● TO BE DONE:
Wherever a line holds the string "remained", copy that line.

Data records
= = = = =

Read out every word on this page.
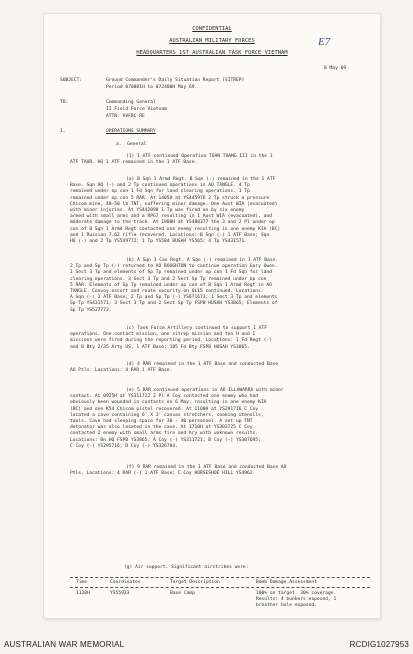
CONFIDENTIAL
AUSTRALIAN MILITARY FORCES
HEADQUARTERS 1ST AUSTRALIAN TASK FORCE VIETNAM
E7
8 May 69
SUBJECT:	Ground Commander's Daily Situation Report (SITREP)
Period 070001H to 072400H May 69.
TO:	Commanding General
II Field Force Vietnam
ATTN: AVFBC-RE
1.	OPERATIONS SUMMARY
a.  General
(g) Air support. Significant airstrikes were:
Time	Coordinates	Target Description	Bomb Damage Assessment
1120H	YS55923	Base Camp	100% on target, 30% coverage.
Results: 4 bunkers exposed, 1
breather hole exposed.
(1) 1 ATF continued Operation TOAN THANG III in the 1
ATF TAOR. HQ 1 ATF remained in the 1 ATF Base.
(a) B Sqn 1 Armd Regt. B Sqn (-) remained in the 1 ATF
Base. Sqn HQ (-) and 2 Tp continued operations in AO TANGLE. 4 Tp
remained under op con 1 Fd Sqn for land clearing operations. 1 Tp
remained under op con 5 RAR. At 1405H at YS445976 2 Tp struck a pressure
Chicom mine, 40-50 lb TNT, suffering minor damage. One Aust WIA (evacuated)
with minor injuries. At YS442098 1 Tp was fired on by six enemy
armed with small arms and a RPG7 resulting in 1 Aust WIA (evacuated), and
moderate damage to the track. At 1900H at YS488377 the 3 and 2 Pl under op
con of B Sqn 1 Armd Regt contacted one enemy resulting in one enemy KIA (BC)
and 1 Russian 7.62 rifle recovered. Locations: B Sqn (-) 1 ATF Base; Sqn
HQ (-) and 2 Tp YS549772; 1 Tp YS584 BUSAH YS565; 4 Tp YS431571.
(b) A Sqn 3 Cav Regt. A Sqn (-) remained in 1 ATF Base.
2 Tp and Sp Tp (-) returned to AO ROUGHTON to continue operation Gary Owen.
1 Sect 3 Tp and elements of Sp Tp remained under op con 1 Fd Sqn for land
clearing operations. 3 Sect 3 Tp and 2 Sect Sp Tp remained under op con
5 RAR. Elements of Sp Tp remained under op con of B Sqn 1 Armd Regt in AO
TANGLE. Convoy escort and route security on QL15 continued. Locations:
A Sqn (-) 1 ATF Base; 2 Tp and Sp Tp (-) YS671673; 1 Sect 3 Tp and elements
Sp Tp YS431571; 3 Sect 3 Tp and 2 Sect Sp Tp FSPB HUSAH YS3865; Elements of
Sp Tp YS527773.
(c) Task Force Artillery continued to support 1 ATF
operations. One contact mission, one sitrep mission and ten H and I
missions were fired during the reporting period. Locations: 1 Fd Regt (-)
and B Bty 2/35 Arty US, 1 ATF Base; 105 Fd Bty FSPB HUSAH YS3865.
(d) 4 RAR remained in the 1 ATF Base and conducted Base
AO Ptls. Locations: 4 RAR 1 ATF Base.
(e) 5 RAR continued operations in AO ILLAWARRA with minor
contact. At 0925H at YS311722 2 Pl A Coy contacted one enemy who had
obviously been wounded in contacts on 6 May, resulting in one enemy KIA
(BC) and one K54 Chicom pistol recovered. At 1100H at YS291716 C Coy
located a cave containing 6' X 3' canvas stretchers, cooking utensils,
tools. Cave had sleeping space for 30 - 40 personnel. A set up TNT
detonator was also located in the cave. At 1710H at YS303725 C Coy
contacted 2 enemy with small arms fire and hry with unknown results.
Locations: Bn HQ FSPB YS3865; A Coy (-) YS311721; B Coy (-) YS307695;
C Coy (-) YS295716; D Coy (-) YS326704.
(f) 9 RAR remained in the 1 ATF Base and conducted Base AO
Ptls. Locations: 4 RAR (-) 1 ATF Base; C Coy HORSESHOE HILL YS4962.
AUSTRALIAN WAR MEMORIAL	RCDIG1027953
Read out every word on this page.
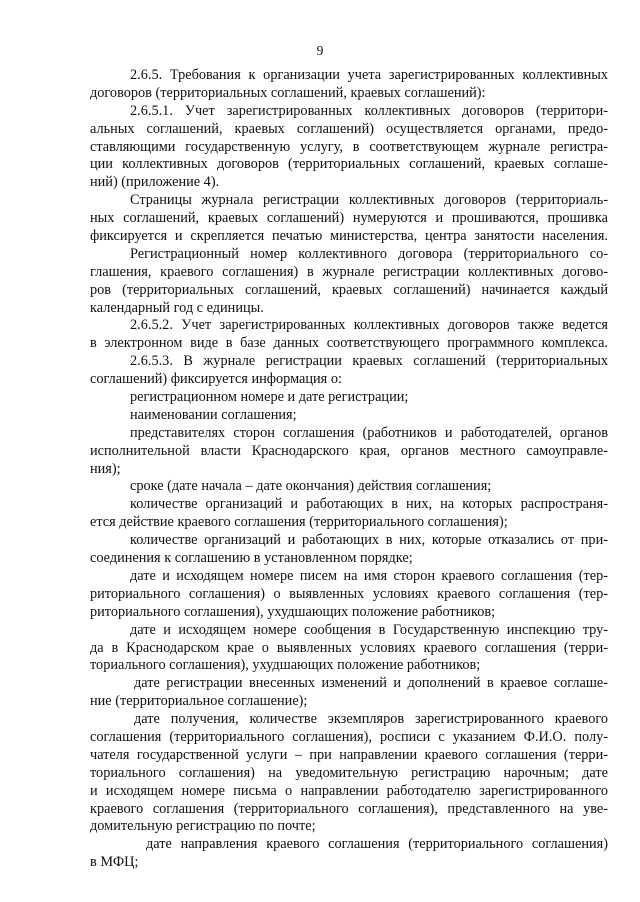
9
2.6.5. Требования к организации учета зарегистрированных коллективных
договоров (территориальных соглашений, краевых соглашений):
2.6.5.1. Учет зарегистрированных коллективных договоров (территори-
альных соглашений, краевых соглашений) осуществляется органами, предо-
ставляющими государственную услугу, в соответствующем журнале регистра-
ции коллективных договоров (территориальных соглашений, краевых соглаше-
ний) (приложение 4).
Страницы журнала регистрации коллективных договоров (территориаль-
ных соглашений, краевых соглашений) нумеруются и прошиваются, прошивка
фиксируется и скрепляется печатью министерства, центра занятости населения.
Регистрационный номер коллективного договора (территориального со-
глашения, краевого соглашения) в журнале регистрации коллективных догово-
ров (территориальных соглашений, краевых соглашений) начинается каждый
календарный год с единицы.
2.6.5.2. Учет зарегистрированных коллективных договоров также ведется
в электронном виде в базе данных соответствующего программного комплекса.
2.6.5.3. В журнале регистрации краевых соглашений (территориальных
соглашений) фиксируется информация о:
регистрационном номере и дате регистрации;
наименовании соглашения;
представителях сторон соглашения (работников и работодателей, органов
исполнительной власти Краснодарского края, органов местного самоуправле-
ния);
сроке (дате начала – дате окончания) действия соглашения;
количестве организаций и работающих в них, на которых распространя-
ется действие краевого соглашения (территориального соглашения);
количестве организаций и работающих в них, которые отказались от при-
соединения к соглашению в установленном порядке;
дате и исходящем номере писем на имя сторон краевого соглашения (тер-
риториального соглашения) о выявленных условиях краевого соглашения (тер-
риториального соглашения), ухудшающих положение работников;
дате и исходящем номере сообщения в Государственную инспекцию тру-
да в Краснодарском крае о выявленных условиях краевого соглашения (терри-
ториального соглашения), ухудшающих положение работников;
дате регистрации внесенных изменений и дополнений в краевое соглаше-
ние (территориальное соглашение);
дате получения, количестве экземпляров зарегистрированного краевого
соглашения (территориального соглашения), росписи с указанием Ф.И.О. полу-
чателя государственной услуги – при направлении краевого соглашения (терри-
ториального соглашения) на уведомительную регистрацию нарочным; дате
и исходящем номере письма о направлении работодателю зарегистрированного
краевого соглашения (территориального соглашения), представленного на уве-
домительную регистрацию по почте;
дате направления краевого соглашения (территориального соглашения)
в МФЦ;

= = = = =

● EXERCISE OUTPUT:
ATF TAOR. HQ 1 ATF remained in the 1 ATF Base.
(a) B Sqn 1 Armd Regt. B Sqn (-) remained in the 1 ATF
remained under op con 1 Fd Sqn for land clearing operations. 1 Tp
remained under op con 5 RAR. At 1405H at YS445976 2 Tp struck a pressure
(b) A Sqn 3 Cav Regt. A Sqn (-) remained in 1 ATF Base.
1 Sect 3 Tp and elements of Sp Tp remained under op con 1 Fd Sqn for land
clearing operations. 3 Sect 3 Tp and 2 Sect Sp Tp remained under op con
5 RAR. Elements of Sp Tp remained under op con of B Sqn 1 Armd Regt in AO
(d) 4 RAR remained in the 1 ATF Base and conducted Base
(f) 9 RAR remained in the 1 ATF Base and conducted Base AO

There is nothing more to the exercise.